# start of ROWS

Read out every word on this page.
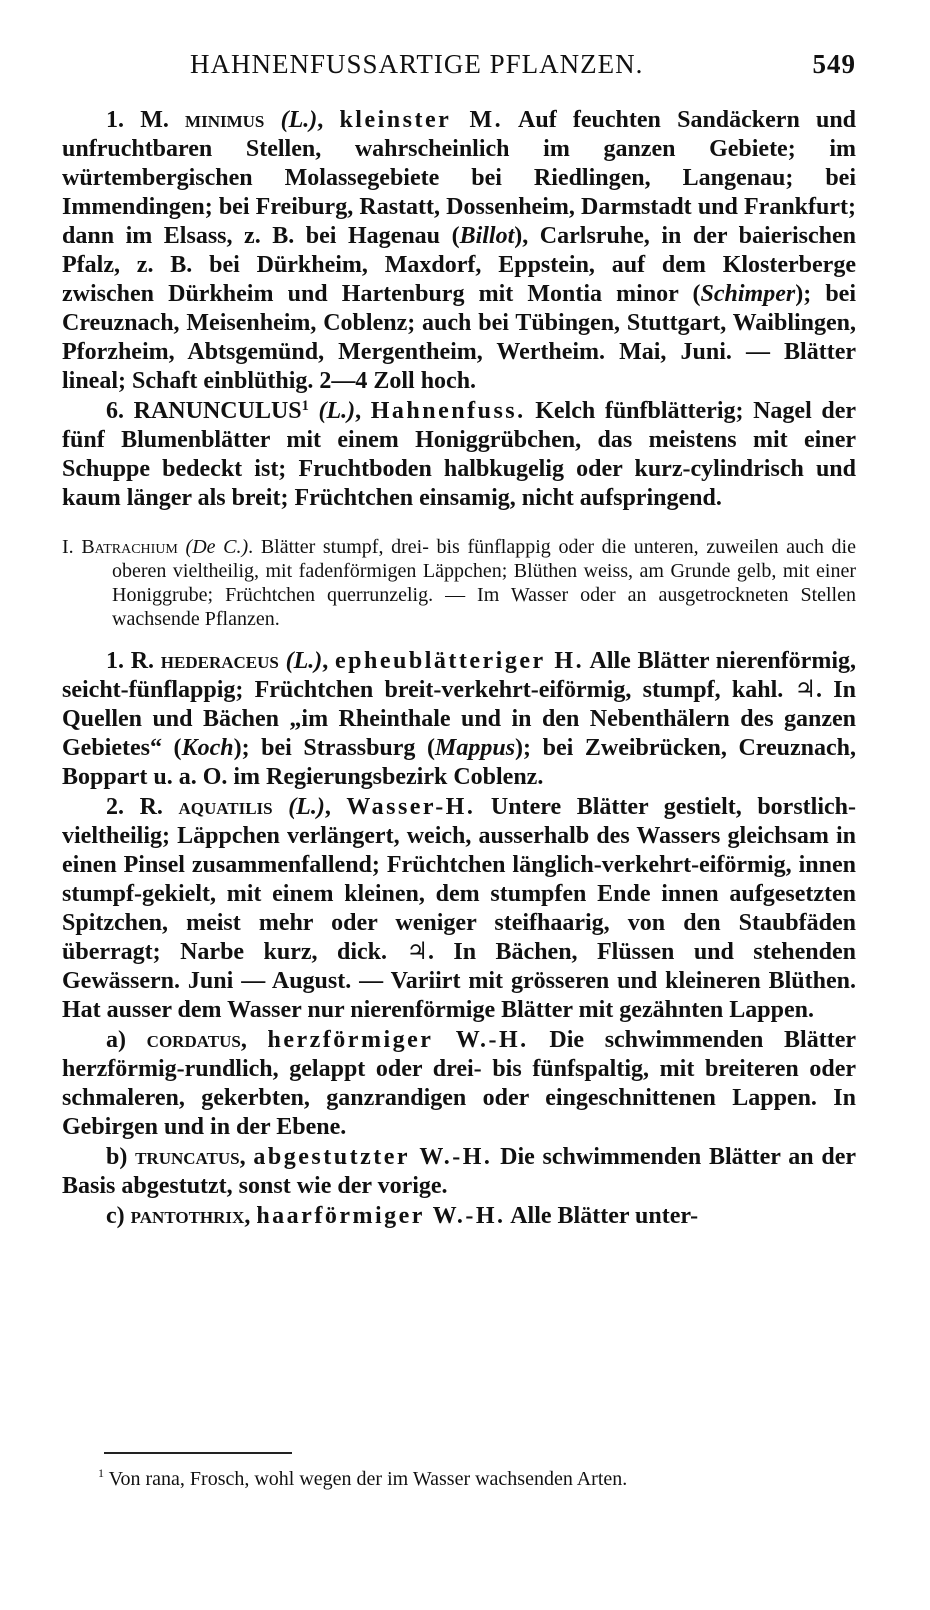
HAHNENFUSSARTIGE PFLANZEN.	549

1. M. minimus (L.), kleinster M. Auf feuchten Sandäckern und unfruchtbaren Stellen, wahrscheinlich im ganzen Gebiete; im würtembergischen Molassegebiete bei Riedlingen, Langenau; bei Immendingen; bei Freiburg, Rastatt, Dossenheim, Darmstadt und Frankfurt; dann im Elsass, z. B. bei Hagenau (Billot), Carlsruhe, in der baierischen Pfalz, z. B. bei Dürkheim, Maxdorf, Eppstein, auf dem Klosterberge zwischen Dürkheim und Hartenburg mit Montia minor (Schimper); bei Creuznach, Meisenheim, Coblenz; auch bei Tübingen, Stuttgart, Waiblingen, Pforzheim, Abtsgemünd, Mergentheim, Wertheim. Mai, Juni. — Blätter lineal; Schaft einblüthig. 2—4 Zoll hoch.

6. RANUNCULUS$^1$ (L.), Hahnenfuss. Kelch fünfblätterig; Nagel der fünf Blumenblätter mit einem Honiggrübchen, das meistens mit einer Schuppe bedeckt ist; Fruchtboden halbkugelig oder kurz-cylindrisch und kaum länger als breit; Früchtchen einsamig, nicht aufspringend.

I. Batrachium (De C.). Blätter stumpf, drei- bis fünflappig oder die unteren, zuweilen auch die oberen vieltheilig, mit fadenförmigen Läppchen; Blüthen weiss, am Grunde gelb, mit einer Honiggrube; Früchtchen querrunzelig. — Im Wasser oder an ausgetrockneten Stellen wachsende Pflanzen.

1. R. hederaceus (L.), epheublätteriger H. Alle Blätter nierenförmig, seicht-fünflappig; Früchtchen breit-verkehrt-eiförmig, stumpf, kahl. ♃. In Quellen und Bächen „im Rheinthale und in den Nebenthälern des ganzen Gebietes“ (Koch); bei Strassburg (Mappus); bei Zweibrücken, Creuznach, Boppart u. a. O. im Regierungsbezirk Coblenz.

2. R. aquatilis (L.), Wasser-H. Untere Blätter gestielt, borstlich-vieltheilig; Läppchen verlängert, weich, ausserhalb des Wassers gleichsam in einen Pinsel zusammenfallend; Früchtchen länglich-verkehrt-eiförmig, innen stumpf-gekielt, mit einem kleinen, dem stumpfen Ende innen aufgesetzten Spitzchen, meist mehr oder weniger steifhaarig, von den Staubfäden überragt; Narbe kurz, dick. ♃. In Bächen, Flüssen und stehenden Gewässern. Juni — August. — Variirt mit grösseren und kleineren Blüthen. Hat ausser dem Wasser nur nierenförmige Blätter mit gezähnten Lappen.

a) cordatus, herzförmiger W.-H. Die schwimmenden Blätter herzförmig-rundlich, gelappt oder drei- bis fünfspaltig, mit breiteren oder schmaleren, gekerbten, ganzrandigen oder eingeschnittenen Lappen. In Gebirgen und in der Ebene.

b) truncatus, abgestutzter W.-H. Die schwimmenden Blätter an der Basis abgestutzt, sonst wie der vorige.

c) pantothrix, haarförmiger W.-H. Alle Blätter unter-

$^1$ Von rana, Frosch, wohl wegen der im Wasser wachsenden Arten.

# end of ROWS

* [SHORT EXERCISE]: Without the pictures, restate all of the entries above verbatim.

* [ANSWER TO THE EXERCISE]:
Read out every word on this page.
HAHNENFUSSARTIGE PFLANZEN.	549

1. M. minimus (L.), kleinster M. Auf feuchten Sandäckern und unfruchtbaren Stellen, wahrscheinlich im ganzen Gebiete; im würtembergischen Molassegebiete bei Riedlingen, Langenau; bei Immendingen; bei Freiburg, Rastatt, Dossenheim, Darmstadt und Frankfurt; dann im Elsass, z. B. bei Hagenau (Billot), Carlsruhe, in der baierischen Pfalz, z. B. bei Dürkheim, Maxdorf, Eppstein, auf dem Klosterberge zwischen Dürkheim und Hartenburg mit Montia minor (Schimper); bei Creuznach, Meisenheim, Coblenz; auch bei Tübingen, Stuttgart, Waiblingen, Pforzheim, Abtsgemünd, Mergentheim, Wertheim. Mai, Juni. — Blätter lineal; Schaft einblüthig. 2—4 Zoll hoch.

6. RANUNCULUS$^1$ (L.), Hahnenfuss. Kelch fünfblätterig; Nagel der fünf Blumenblätter mit einem Honiggrübchen, das meistens mit einer Schuppe bedeckt ist; Fruchtboden halbkugelig oder kurz-cylindrisch und kaum länger als breit; Früchtchen einsamig, nicht aufspringend.

I. Batrachium (De C.). Blätter stumpf, drei- bis fünflappig oder die unteren, zuweilen auch die oberen vieltheilig, mit fadenförmigen Läppchen; Blüthen weiss, am Grunde gelb, mit einer Honiggrube; Früchtchen querrunzelig. — Im Wasser oder an ausgetrockneten Stellen wachsende Pflanzen.

1. R. hederaceus (L.), epheublätteriger H. Alle Blätter nierenförmig, seicht-fünflappig; Früchtchen breit-verkehrt-eiförmig, stumpf, kahl. ♃. In Quellen und Bächen „im Rheinthale und in den Nebenthälern des ganzen Gebietes“ (Koch); bei Strassburg (Mappus); bei Zweibrücken, Creuznach, Boppart u. a. O. im Regierungsbezirk Coblenz.

2. R. aquatilis (L.), Wasser-H. Untere Blätter gestielt, borstlich-vieltheilig; Läppchen verlängert, weich, ausserhalb des Wassers gleichsam in einen Pinsel zusammenfallend; Früchtchen länglich-verkehrt-eiförmig, innen stumpf-gekielt, mit einem kleinen, dem stumpfen Ende innen aufgesetzten Spitzchen, meist mehr oder weniger steifhaarig, von den Staubfäden überragt; Narbe kurz, dick. ♃. In Bächen, Flüssen und stehenden Gewässern. Juni — August. — Variirt mit grösseren und kleineren Blüthen. Hat ausser dem Wasser nur nierenförmige Blätter mit gezähnten Lappen.

a) cordatus, herzförmiger W.-H. Die schwimmenden Blätter herzförmig-rundlich, gelappt oder drei- bis fünfspaltig, mit breiteren oder schmaleren, gekerbten, ganzrandigen oder eingeschnittenen Lappen. In Gebirgen und in der Ebene.

b) truncatus, abgestutzter W.-H. Die schwimmenden Blätter an der Basis abgestutzt, sonst wie der vorige.

c) pantothrix, haarförmiger W.-H. Alle Blätter unter-

$^1$ Von rana, Frosch, wohl wegen der im Wasser wachsenden Arten.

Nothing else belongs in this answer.